→ **STATED TASK**:
Quote the material between the lines holding "For every button, label, input, icon, or" and "bottom-legend: piControl, smoothed", inclusive, without the pictures.

→ **ENTRIES PROVIDED**:
## Start

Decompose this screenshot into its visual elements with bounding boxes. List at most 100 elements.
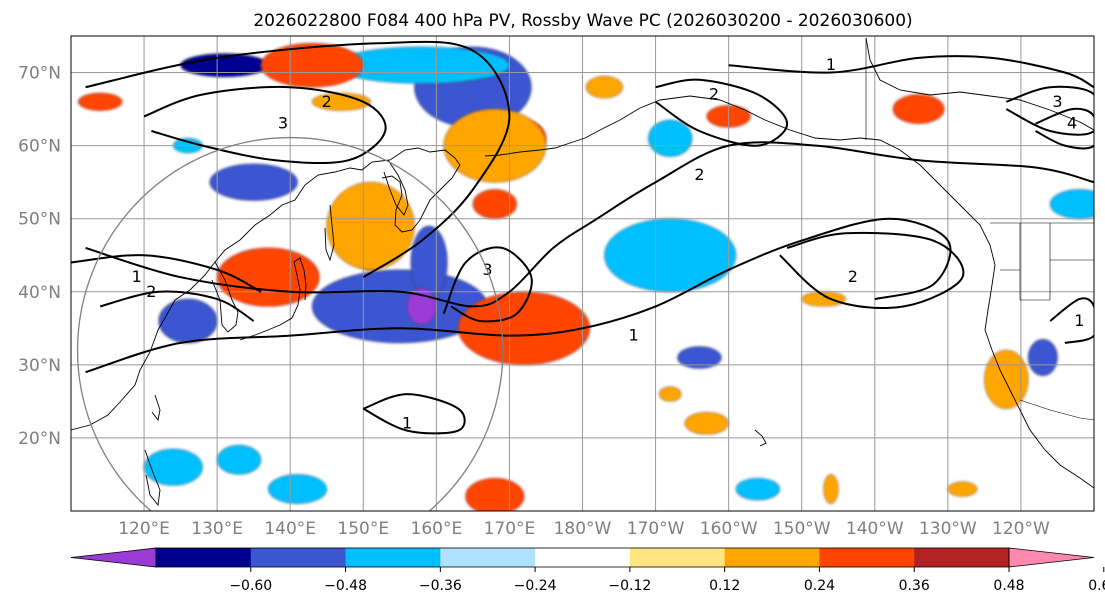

## End
## Start

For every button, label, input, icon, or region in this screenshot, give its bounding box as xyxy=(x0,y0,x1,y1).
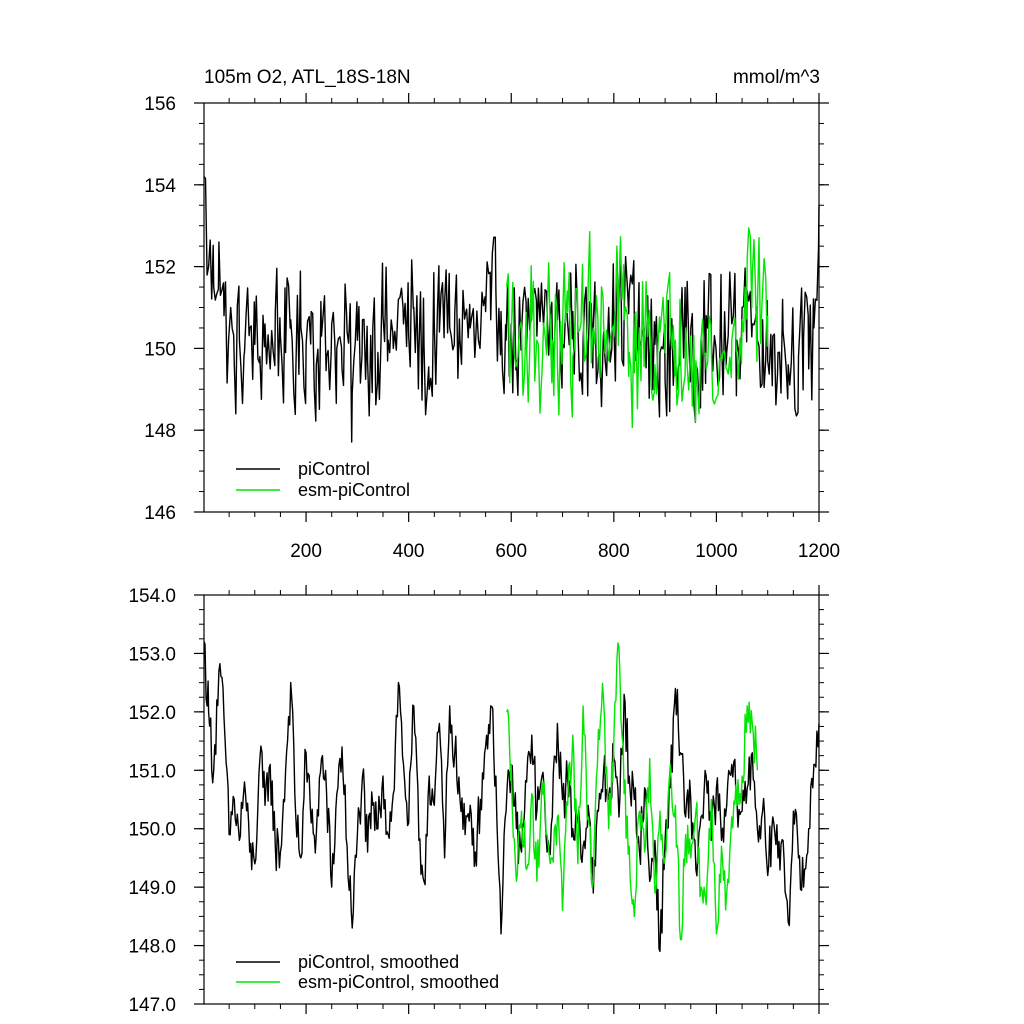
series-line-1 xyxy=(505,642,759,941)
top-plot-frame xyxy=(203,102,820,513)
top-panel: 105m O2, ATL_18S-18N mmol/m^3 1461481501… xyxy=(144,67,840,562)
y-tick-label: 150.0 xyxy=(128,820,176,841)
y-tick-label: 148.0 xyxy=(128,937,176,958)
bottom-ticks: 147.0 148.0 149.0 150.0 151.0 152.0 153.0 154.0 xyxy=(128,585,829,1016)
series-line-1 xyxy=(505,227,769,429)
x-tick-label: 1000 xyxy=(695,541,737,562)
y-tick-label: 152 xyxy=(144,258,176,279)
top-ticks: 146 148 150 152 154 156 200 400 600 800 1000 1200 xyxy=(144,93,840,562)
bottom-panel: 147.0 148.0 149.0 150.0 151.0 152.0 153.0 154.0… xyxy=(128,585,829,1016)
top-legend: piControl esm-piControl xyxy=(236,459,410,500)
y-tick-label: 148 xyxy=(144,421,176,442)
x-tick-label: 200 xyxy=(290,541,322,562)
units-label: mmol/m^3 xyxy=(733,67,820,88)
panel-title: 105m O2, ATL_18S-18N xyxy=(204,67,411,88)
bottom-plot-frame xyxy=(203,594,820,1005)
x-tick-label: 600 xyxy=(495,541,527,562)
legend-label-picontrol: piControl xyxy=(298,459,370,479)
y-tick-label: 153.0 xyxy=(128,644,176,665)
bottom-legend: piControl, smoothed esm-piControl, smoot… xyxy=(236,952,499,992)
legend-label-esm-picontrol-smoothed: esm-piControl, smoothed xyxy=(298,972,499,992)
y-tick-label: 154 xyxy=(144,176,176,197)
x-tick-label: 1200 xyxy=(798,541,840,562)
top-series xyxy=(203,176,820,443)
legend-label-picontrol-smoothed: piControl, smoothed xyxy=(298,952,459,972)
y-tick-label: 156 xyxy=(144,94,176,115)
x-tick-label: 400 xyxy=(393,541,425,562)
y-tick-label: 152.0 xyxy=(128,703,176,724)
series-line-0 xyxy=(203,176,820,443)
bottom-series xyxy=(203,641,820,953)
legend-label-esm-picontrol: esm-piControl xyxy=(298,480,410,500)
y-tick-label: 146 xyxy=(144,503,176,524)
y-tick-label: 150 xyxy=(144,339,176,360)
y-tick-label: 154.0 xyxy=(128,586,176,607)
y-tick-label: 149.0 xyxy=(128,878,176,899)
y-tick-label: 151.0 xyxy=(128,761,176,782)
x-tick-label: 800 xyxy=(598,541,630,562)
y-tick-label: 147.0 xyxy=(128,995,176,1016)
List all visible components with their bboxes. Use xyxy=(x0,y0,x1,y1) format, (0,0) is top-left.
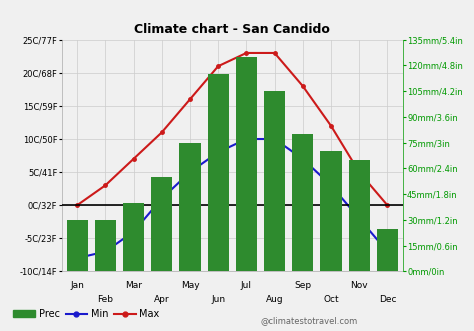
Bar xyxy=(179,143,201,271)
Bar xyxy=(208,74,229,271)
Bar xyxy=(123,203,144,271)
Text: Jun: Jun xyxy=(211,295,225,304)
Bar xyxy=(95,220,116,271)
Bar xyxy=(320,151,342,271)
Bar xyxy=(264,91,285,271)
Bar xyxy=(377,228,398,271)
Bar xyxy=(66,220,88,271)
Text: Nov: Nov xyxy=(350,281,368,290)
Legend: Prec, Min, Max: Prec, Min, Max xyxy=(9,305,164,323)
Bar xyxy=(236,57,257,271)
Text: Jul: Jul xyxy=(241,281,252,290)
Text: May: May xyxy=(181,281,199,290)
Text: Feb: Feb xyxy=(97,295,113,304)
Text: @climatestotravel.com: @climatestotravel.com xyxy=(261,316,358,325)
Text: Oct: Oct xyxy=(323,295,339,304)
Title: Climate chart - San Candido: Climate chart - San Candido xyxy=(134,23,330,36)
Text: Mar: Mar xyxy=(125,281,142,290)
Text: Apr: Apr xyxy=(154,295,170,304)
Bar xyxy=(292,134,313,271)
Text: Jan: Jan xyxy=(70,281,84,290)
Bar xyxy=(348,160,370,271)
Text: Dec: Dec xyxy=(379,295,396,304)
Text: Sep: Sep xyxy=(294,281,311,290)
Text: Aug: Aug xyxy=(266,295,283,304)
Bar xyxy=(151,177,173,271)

## End
## Start

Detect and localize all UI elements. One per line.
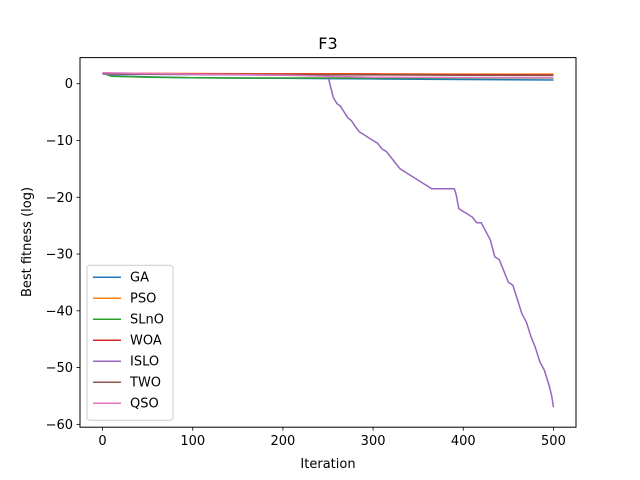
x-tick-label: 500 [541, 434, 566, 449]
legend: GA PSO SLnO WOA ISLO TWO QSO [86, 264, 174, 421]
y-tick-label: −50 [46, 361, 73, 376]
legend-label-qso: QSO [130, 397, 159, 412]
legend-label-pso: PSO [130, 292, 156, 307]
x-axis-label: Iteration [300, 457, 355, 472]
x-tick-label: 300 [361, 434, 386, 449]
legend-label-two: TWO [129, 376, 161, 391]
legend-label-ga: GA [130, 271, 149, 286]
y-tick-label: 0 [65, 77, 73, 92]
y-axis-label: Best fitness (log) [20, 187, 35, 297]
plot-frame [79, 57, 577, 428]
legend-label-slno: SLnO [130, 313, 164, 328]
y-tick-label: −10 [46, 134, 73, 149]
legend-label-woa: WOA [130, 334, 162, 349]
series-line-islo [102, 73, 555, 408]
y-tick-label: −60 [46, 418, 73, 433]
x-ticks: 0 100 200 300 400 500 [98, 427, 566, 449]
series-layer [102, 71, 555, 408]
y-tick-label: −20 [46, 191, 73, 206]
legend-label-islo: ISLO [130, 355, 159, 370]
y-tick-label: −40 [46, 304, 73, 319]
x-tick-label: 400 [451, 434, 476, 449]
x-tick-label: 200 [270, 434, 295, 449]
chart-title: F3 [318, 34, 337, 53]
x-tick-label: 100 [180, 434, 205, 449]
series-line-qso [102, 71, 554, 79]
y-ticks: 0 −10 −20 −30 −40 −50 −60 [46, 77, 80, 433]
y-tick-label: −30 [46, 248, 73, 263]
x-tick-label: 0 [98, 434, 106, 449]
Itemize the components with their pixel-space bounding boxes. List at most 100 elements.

## End

→ **IN RESPONSE**:
For every button, label, input, icon, or region in this screenshot, give its bounding box as xyxy=(x0,y0,x1,y1).
series-line-1 xyxy=(505,642,759,941)
top-plot-frame xyxy=(203,102,820,513)
top-panel: 105m O2, ATL_18S-18N mmol/m^3 1461481501… xyxy=(144,67,840,562)
y-tick-label: 150.0 xyxy=(128,820,176,841)
y-tick-label: 148.0 xyxy=(128,937,176,958)
bottom-ticks: 147.0 148.0 149.0 150.0 151.0 152.0 153.0 154.0 xyxy=(128,585,829,1016)
series-line-1 xyxy=(505,227,769,429)
x-tick-label: 1000 xyxy=(695,541,737,562)
y-tick-label: 152 xyxy=(144,258,176,279)
top-ticks: 146 148 150 152 154 156 200 400 600 800 1000 1200 xyxy=(144,93,840,562)
bottom-panel: 147.0 148.0 149.0 150.0 151.0 152.0 153.0 154.0… xyxy=(128,585,829,1016)
top-legend: piControl esm-piControl xyxy=(236,459,410,500)
y-tick-label: 148 xyxy=(144,421,176,442)
x-tick-label: 200 xyxy=(290,541,322,562)
units-label: mmol/m^3 xyxy=(733,67,820,88)
panel-title: 105m O2, ATL_18S-18N xyxy=(204,67,411,88)
bottom-plot-frame xyxy=(203,594,820,1005)
x-tick-label: 600 xyxy=(495,541,527,562)
legend-label-picontrol: piControl xyxy=(298,459,370,479)
y-tick-label: 153.0 xyxy=(128,644,176,665)
bottom-legend: piControl, smoothed esm-piControl, smoot… xyxy=(236,952,499,992)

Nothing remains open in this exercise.